## Goal of the exercise
What you return must match the records exactly, except that the pictures are gone.

*** Opening Supplied material ***

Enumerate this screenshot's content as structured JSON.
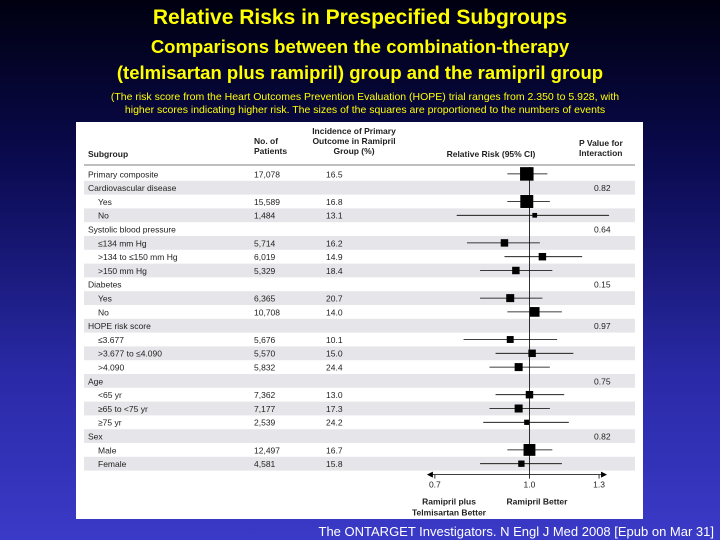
{
  "title": "Relative Risks in Prespecified Subgroups",
  "subtitle_line1": "Comparisons between the combination-therapy",
  "subtitle_line2": "(telmisartan plus ramipril) group and the ramipril group",
  "note_line1": "(The risk score from the Heart Outcomes Prevention Evaluation (HOPE) trial ranges from 2.350 to 5.928, with",
  "note_line2": "higher scores indicating higher risk. The sizes of the squares are proportioned to the numbers of events",
  "citation": "The ONTARGET Investigators. N Engl J Med 2008 [Epub on Mar 31]",
  "colors": {
    "title": "#ffff00",
    "band": "#e6e6ea",
    "marker": "#000000"
  },
  "chart_data": {
    "type": "forest",
    "headers": {
      "subgroup": "Subgroup",
      "patients": [
        "No. of",
        "Patients"
      ],
      "incidence": [
        "Incidence of Primary",
        "Outcome in Ramipril",
        "Group (%)"
      ],
      "rr": "Relative Risk (95% CI)",
      "pvalue": [
        "P Value for",
        "Interaction"
      ]
    },
    "xaxis": {
      "scale": "log",
      "ticks": [
        0.7,
        1.0,
        1.3
      ],
      "tick_labels": [
        "0.7",
        "1.0",
        "1.3"
      ],
      "reference": 1.0,
      "label_left": [
        "Ramipril plus",
        "Telmisartan Better"
      ],
      "label_right": [
        "Ramipril Better"
      ]
    },
    "rows": [
      {
        "label": "Primary composite",
        "indent": 0,
        "patients": "17,078",
        "incidence": "16.5",
        "pvalue": "",
        "rr": 0.99,
        "lo": 0.92,
        "hi": 1.07,
        "size": 1.0
      },
      {
        "label": "Cardiovascular disease",
        "indent": 0,
        "patients": "",
        "incidence": "",
        "pvalue": "0.82"
      },
      {
        "label": "Yes",
        "indent": 1,
        "patients": "15,589",
        "incidence": "16.8",
        "pvalue": "",
        "rr": 0.99,
        "lo": 0.92,
        "hi": 1.08,
        "size": 0.95
      },
      {
        "label": "No",
        "indent": 1,
        "patients": "1,484",
        "incidence": "13.1",
        "pvalue": "",
        "rr": 1.02,
        "lo": 0.76,
        "hi": 1.35,
        "size": 0.2
      },
      {
        "label": "Systolic blood pressure",
        "indent": 0,
        "patients": "",
        "incidence": "",
        "pvalue": "0.64"
      },
      {
        "label": "≤134 mm Hg",
        "indent": 1,
        "patients": "5,714",
        "incidence": "16.2",
        "pvalue": "",
        "rr": 0.91,
        "lo": 0.79,
        "hi": 1.04,
        "size": 0.45
      },
      {
        "label": ">134 to ≤150 mm Hg",
        "indent": 1,
        "patients": "6,019",
        "incidence": "14.9",
        "pvalue": "",
        "rr": 1.05,
        "lo": 0.91,
        "hi": 1.22,
        "size": 0.45
      },
      {
        "label": ">150 mm Hg",
        "indent": 1,
        "patients": "5,329",
        "incidence": "18.4",
        "pvalue": "",
        "rr": 0.95,
        "lo": 0.83,
        "hi": 1.09,
        "size": 0.45
      },
      {
        "label": "Diabetes",
        "indent": 0,
        "patients": "",
        "incidence": "",
        "pvalue": "0.15"
      },
      {
        "label": "Yes",
        "indent": 1,
        "patients": "6,365",
        "incidence": "20.7",
        "pvalue": "",
        "rr": 0.93,
        "lo": 0.83,
        "hi": 1.05,
        "size": 0.5
      },
      {
        "label": "No",
        "indent": 1,
        "patients": "10,708",
        "incidence": "14.0",
        "pvalue": "",
        "rr": 1.02,
        "lo": 0.92,
        "hi": 1.13,
        "size": 0.65
      },
      {
        "label": "HOPE risk score",
        "indent": 0,
        "patients": "",
        "incidence": "",
        "pvalue": "0.97"
      },
      {
        "label": "≤3.677",
        "indent": 1,
        "patients": "5,676",
        "incidence": "10.1",
        "pvalue": "",
        "rr": 0.93,
        "lo": 0.78,
        "hi": 1.11,
        "size": 0.4
      },
      {
        "label": ">3.677 to ≤4.090",
        "indent": 1,
        "patients": "5,570",
        "incidence": "15.0",
        "pvalue": "",
        "rr": 1.01,
        "lo": 0.88,
        "hi": 1.18,
        "size": 0.45
      },
      {
        "label": ">4.090",
        "indent": 1,
        "patients": "5,832",
        "incidence": "24.4",
        "pvalue": "",
        "rr": 0.96,
        "lo": 0.86,
        "hi": 1.08,
        "size": 0.5
      },
      {
        "label": "Age",
        "indent": 0,
        "patients": "",
        "incidence": "",
        "pvalue": "0.75"
      },
      {
        "label": "<65 yr",
        "indent": 1,
        "patients": "7,362",
        "incidence": "13.0",
        "pvalue": "",
        "rr": 1.0,
        "lo": 0.88,
        "hi": 1.14,
        "size": 0.45
      },
      {
        "label": "≥65 to <75 yr",
        "indent": 1,
        "patients": "7,177",
        "incidence": "17.3",
        "pvalue": "",
        "rr": 0.96,
        "lo": 0.86,
        "hi": 1.08,
        "size": 0.5
      },
      {
        "label": "≥75 yr",
        "indent": 1,
        "patients": "2,539",
        "incidence": "24.2",
        "pvalue": "",
        "rr": 0.99,
        "lo": 0.84,
        "hi": 1.16,
        "size": 0.25
      },
      {
        "label": "Sex",
        "indent": 0,
        "patients": "",
        "incidence": "",
        "pvalue": "0.82"
      },
      {
        "label": "Male",
        "indent": 1,
        "patients": "12,497",
        "incidence": "16.7",
        "pvalue": "",
        "rr": 1.0,
        "lo": 0.92,
        "hi": 1.09,
        "size": 0.85
      },
      {
        "label": "Female",
        "indent": 1,
        "patients": "4,581",
        "incidence": "15.8",
        "pvalue": "",
        "rr": 0.97,
        "lo": 0.83,
        "hi": 1.13,
        "size": 0.35
      }
    ]
  }
}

*** Closing Supplied material ***

## Task response
Enumerate this screenshot's content as structured JSON.
{
  "title": "Relative Risks in Prespecified Subgroups",
  "subtitle_line1": "Comparisons between the combination-therapy",
  "subtitle_line2": "(telmisartan plus ramipril) group and the ramipril group",
  "note_line1": "(The risk score from the Heart Outcomes Prevention Evaluation (HOPE) trial ranges from 2.350 to 5.928, with",
  "note_line2": "higher scores indicating higher risk. The sizes of the squares are proportioned to the numbers of events",
  "citation": "The ONTARGET Investigators. N Engl J Med 2008 [Epub on Mar 31]",
  "colors": {
    "title": "#ffff00",
    "band": "#e6e6ea",
    "marker": "#000000"
  },
  "chart_data": {
    "type": "forest",
    "headers": {
      "subgroup": "Subgroup",
      "patients": [
        "No. of",
        "Patients"
      ],
      "incidence": [
        "Incidence of Primary",
        "Outcome in Ramipril",
        "Group (%)"
      ],
      "rr": "Relative Risk (95% CI)",
      "pvalue": [
        "P Value for",
        "Interaction"
      ]
    },
    "xaxis": {
      "scale": "log",
      "ticks": [
        0.7,
        1.0,
        1.3
      ],
      "tick_labels": [
        "0.7",
        "1.0",
        "1.3"
      ],
      "reference": 1.0,
      "label_left": [
        "Ramipril plus",
        "Telmisartan Better"
      ],
      "label_right": [
        "Ramipril Better"
      ]
    },
    "rows": [
      {
        "label": "Primary composite",
        "indent": 0,
        "patients": "17,078",
        "incidence": "16.5",
        "pvalue": "",
        "rr": 0.99,
        "lo": 0.92,
        "hi": 1.07,
        "size": 1.0
      },
      {
        "label": "Cardiovascular disease",
        "indent": 0,
        "patients": "",
        "incidence": "",
        "pvalue": "0.82"
      },
      {
        "label": "Yes",
        "indent": 1,
        "patients": "15,589",
        "incidence": "16.8",
        "pvalue": "",
        "rr": 0.99,
        "lo": 0.92,
        "hi": 1.08,
        "size": 0.95
      },
      {
        "label": "No",
        "indent": 1,
        "patients": "1,484",
        "incidence": "13.1",
        "pvalue": "",
        "rr": 1.02,
        "lo": 0.76,
        "hi": 1.35,
        "size": 0.2
      },
      {
        "label": "Systolic blood pressure",
        "indent": 0,
        "patients": "",
        "incidence": "",
        "pvalue": "0.64"
      },
      {
        "label": "≤134 mm Hg",
        "indent": 1,
        "patients": "5,714",
        "incidence": "16.2",
        "pvalue": "",
        "rr": 0.91,
        "lo": 0.79,
        "hi": 1.04,
        "size": 0.45
      },
      {
        "label": ">134 to ≤150 mm Hg",
        "indent": 1,
        "patients": "6,019",
        "incidence": "14.9",
        "pvalue": "",
        "rr": 1.05,
        "lo": 0.91,
        "hi": 1.22,
        "size": 0.45
      },
      {
        "label": ">150 mm Hg",
        "indent": 1,
        "patients": "5,329",
        "incidence": "18.4",
        "pvalue": "",
        "rr": 0.95,
        "lo": 0.83,
        "hi": 1.09,
        "size": 0.45
      },
      {
        "label": "Diabetes",
        "indent": 0,
        "patients": "",
        "incidence": "",
        "pvalue": "0.15"
      },
      {
        "label": "Yes",
        "indent": 1,
        "patients": "6,365",
        "incidence": "20.7",
        "pvalue": "",
        "rr": 0.93,
        "lo": 0.83,
        "hi": 1.05,
        "size": 0.5
      },
      {
        "label": "No",
        "indent": 1,
        "patients": "10,708",
        "incidence": "14.0",
        "pvalue": "",
        "rr": 1.02,
        "lo": 0.92,
        "hi": 1.13,
        "size": 0.65
      },
      {
        "label": "HOPE risk score",
        "indent": 0,
        "patients": "",
        "incidence": "",
        "pvalue": "0.97"
      },
      {
        "label": "≤3.677",
        "indent": 1,
        "patients": "5,676",
        "incidence": "10.1",
        "pvalue": "",
        "rr": 0.93,
        "lo": 0.78,
        "hi": 1.11,
        "size": 0.4
      },
      {
        "label": ">3.677 to ≤4.090",
        "indent": 1,
        "patients": "5,570",
        "incidence": "15.0",
        "pvalue": "",
        "rr": 1.01,
        "lo": 0.88,
        "hi": 1.18,
        "size": 0.45
      },
      {
        "label": ">4.090",
        "indent": 1,
        "patients": "5,832",
        "incidence": "24.4",
        "pvalue": "",
        "rr": 0.96,
        "lo": 0.86,
        "hi": 1.08,
        "size": 0.5
      },
      {
        "label": "Age",
        "indent": 0,
        "patients": "",
        "incidence": "",
        "pvalue": "0.75"
      },
      {
        "label": "<65 yr",
        "indent": 1,
        "patients": "7,362",
        "incidence": "13.0",
        "pvalue": "",
        "rr": 1.0,
        "lo": 0.88,
        "hi": 1.14,
        "size": 0.45
      },
      {
        "label": "≥65 to <75 yr",
        "indent": 1,
        "patients": "7,177",
        "incidence": "17.3",
        "pvalue": "",
        "rr": 0.96,
        "lo": 0.86,
        "hi": 1.08,
        "size": 0.5
      },
      {
        "label": "≥75 yr",
        "indent": 1,
        "patients": "2,539",
        "incidence": "24.2",
        "pvalue": "",
        "rr": 0.99,
        "lo": 0.84,
        "hi": 1.16,
        "size": 0.25
      },
      {
        "label": "Sex",
        "indent": 0,
        "patients": "",
        "incidence": "",
        "pvalue": "0.82"
      },
      {
        "label": "Male",
        "indent": 1,
        "patients": "12,497",
        "incidence": "16.7",
        "pvalue": "",
        "rr": 1.0,
        "lo": 0.92,
        "hi": 1.09,
        "size": 0.85
      },
      {
        "label": "Female",
        "indent": 1,
        "patients": "4,581",
        "incidence": "15.8",
        "pvalue": "",
        "rr": 0.97,
        "lo": 0.83,
        "hi": 1.13,
        "size": 0.35
      }
    ]
  }
}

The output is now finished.